- **STORED RECORDS**:
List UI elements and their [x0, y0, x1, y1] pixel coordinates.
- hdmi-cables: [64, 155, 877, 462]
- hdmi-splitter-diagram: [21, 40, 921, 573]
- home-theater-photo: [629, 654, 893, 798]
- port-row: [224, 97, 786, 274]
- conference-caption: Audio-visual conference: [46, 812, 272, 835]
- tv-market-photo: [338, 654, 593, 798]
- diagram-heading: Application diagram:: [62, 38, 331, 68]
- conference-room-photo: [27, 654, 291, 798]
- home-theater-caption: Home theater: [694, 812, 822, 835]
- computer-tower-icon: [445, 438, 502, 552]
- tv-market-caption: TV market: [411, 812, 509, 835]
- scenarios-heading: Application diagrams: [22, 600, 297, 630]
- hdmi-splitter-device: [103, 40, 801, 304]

- **WHAT NEEDS TO BE DONE**:
Reproduce the lines of the entries above verbatim.

- **RESPONSE TO THIS TASK**:
List UI elements and their [x0, y0, x1, y1] pixel coordinates.
- hdmi-cables: [64, 155, 877, 462]
- hdmi-splitter-diagram: [21, 40, 921, 573]
- home-theater-photo: [629, 654, 893, 798]
- port-row: [224, 97, 786, 274]
- conference-caption: Audio-visual conference: [46, 812, 272, 835]
- tv-market-photo: [338, 654, 593, 798]
- diagram-heading: Application diagram:: [62, 38, 331, 68]
- conference-room-photo: [27, 654, 291, 798]
- home-theater-caption: Home theater: [694, 812, 822, 835]
- computer-tower-icon: [445, 438, 502, 552]
- tv-market-caption: TV market: [411, 812, 509, 835]
- scenarios-heading: Application diagrams: [22, 600, 297, 630]
- hdmi-splitter-device: [103, 40, 801, 304]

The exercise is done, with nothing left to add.